**SELECTED PASSAGE**.
++++++++++++++++++++

Judge Reduces Award in Jammie Thomas Case

January 22, 2010 -- "The need for deterrence cannot justify a $2 million verdict for stealing and illegally distributing 24 songs for the sole purpose of obtaining free music," Judge Michael Davis wrote in explanation of his decision to reduce the damages in the RIAA's case against Jammie Thomas-Rasset. "Moreover, although plaintiffs were not required to prove their actual damages, statutory damages must bear some relation to actual damages."

Davis added that $1.92 million in damages "for stealing 24 songs for personal use is simply shocking." He also said the RIAA may have a retrial if it does not accept his ruling. (More at Wired...)

Follow-up -- January 27 -- A week after the judge reduced damages to $54,000, the RIAA offers Jammie Thomas-Rasset an opportunity to settle the case for $25,000.

The offer is refused.

January 28 -- RIAA wants a new trial.

Money Talks

January 25, 2010 -- Having obviously decided that our political system wasn't quite corrupt enough already, the Supreme Court has proclaimed that money is how corporations "talk," so limiting how much they can contribute to political campaigns is an infringement on their freedom of speech. (More...)

For Movies, Money is the Measure, Not Viewers

January 27, 2010 -- For all the hype about Avatar taking over the title of highest-grossing film ever, there are 25 films that have sold more tickets. By that measure, Avatar falls between Thunderball and Grease and has another 50 million to go before it catches Titanic. (More...)

++++++++++++++++++++

**DATASET CONTENT**.
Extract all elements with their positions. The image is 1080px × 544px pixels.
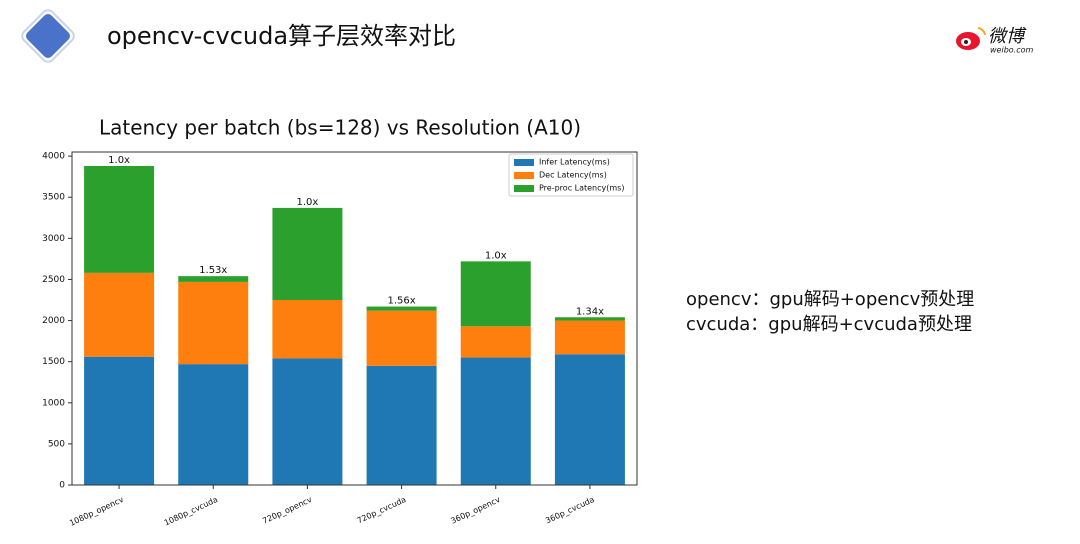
y-tick-label: 1000 (42, 398, 65, 408)
y-tick-label: 4000 (42, 152, 65, 162)
bar-segment (366, 310, 437, 366)
speedup-label: 1.0x (485, 250, 507, 261)
note: opencv：gpu解码+opencv预处理 (686, 289, 974, 310)
note: cvcuda：gpu解码+cvcuda预处理 (686, 314, 972, 335)
y-tick-label: 0 (59, 481, 65, 491)
y-tick-label: 1500 (42, 357, 65, 367)
bar-segment (554, 354, 625, 485)
bar-segment (84, 356, 155, 485)
speedup-label: 1.0x (108, 155, 130, 166)
legend-label: Dec Latency(ms) (539, 171, 607, 180)
y-tick-label: 2500 (42, 275, 65, 285)
slide-title: opencv-cvcuda算子层效率对比 (107, 22, 456, 50)
bar-segment (460, 326, 531, 358)
legend-swatch (514, 172, 534, 179)
legend: Infer Latency(ms) Dec Latency(ms) Pre-proc… (508, 153, 634, 197)
legend-swatch (514, 159, 534, 166)
speedup-label: 1.0x (297, 197, 319, 208)
y-tick-label: 500 (48, 439, 65, 449)
speedup-label: 1.53x (199, 265, 227, 276)
bar-segment (272, 300, 343, 359)
weibo-logo (956, 27, 986, 50)
bar-segment (554, 320, 625, 355)
bar-segment (554, 317, 625, 321)
bar-segment (366, 306, 437, 311)
legend-box (508, 153, 634, 197)
legend-label: Pre-proc Latency(ms) (539, 184, 624, 193)
bar-segment (178, 364, 249, 485)
y-tick-label: 2000 (42, 316, 65, 326)
y-tick-label: 3500 (42, 193, 65, 203)
speedup-label: 1.34x (576, 306, 604, 317)
bar-segment (272, 358, 343, 485)
bar-segment (366, 365, 437, 485)
bar-segment (84, 272, 155, 357)
bar-segment (178, 276, 249, 282)
bar-segment (178, 281, 249, 365)
logo-subtext: weibo.com (990, 46, 1033, 55)
chart-title: Latency per batch (bs=128) vs Resolution… (99, 116, 581, 140)
bar-segment (84, 165, 155, 273)
header-icon (21, 9, 75, 63)
y-tick-label: 3000 (42, 234, 65, 244)
bar-segment (460, 261, 531, 327)
speedup-label: 1.56x (387, 296, 415, 307)
bar-segment (272, 207, 343, 300)
logo-text: 微博 (988, 26, 1027, 47)
plot-frame (71, 151, 638, 486)
legend-swatch (514, 185, 534, 192)
legend-label: Infer Latency(ms) (539, 158, 610, 167)
bar-segment (460, 357, 531, 485)
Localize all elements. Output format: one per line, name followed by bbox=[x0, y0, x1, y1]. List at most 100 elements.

++++++++++++++++++++

**EXERCISE REQUIREMENTS**. In the news items about the Jammie Thomas-Rasset case, for what amount did the RIAA offer to settle after the judge reduced the damages?

**EXPECTED ANSWER**. $25,000